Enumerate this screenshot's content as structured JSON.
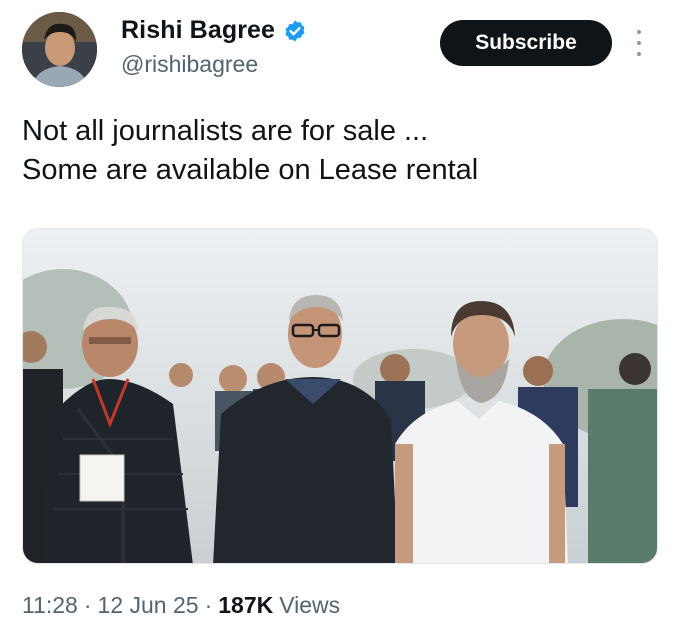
{
  "author": {
    "display_name": "Rishi Bagree",
    "handle": "@rishibagree",
    "verified": true,
    "avatar_icon": "profile-photo"
  },
  "actions": {
    "subscribe_label": "Subscribe",
    "more_icon": "more-vertical-icon"
  },
  "tweet": {
    "lines": [
      "Not all journalists are for sale ...",
      "Some are available on Lease rental"
    ]
  },
  "media": {
    "kind": "photo"
  },
  "meta": {
    "time": "11:28",
    "separator": "·",
    "date": "12 Jun 25",
    "views_count": "187K",
    "views_label": "Views"
  },
  "colors": {
    "text": "#0f1419",
    "secondary": "#536471",
    "verified_badge": "#1d9bf0",
    "button_bg": "#0f1419",
    "button_text": "#ffffff"
  }
}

◇ ◇ ◇ ◇

Work out how many lines of the listing above include the word "photo". Report only the number.

## WRITTEN SOLUTION
2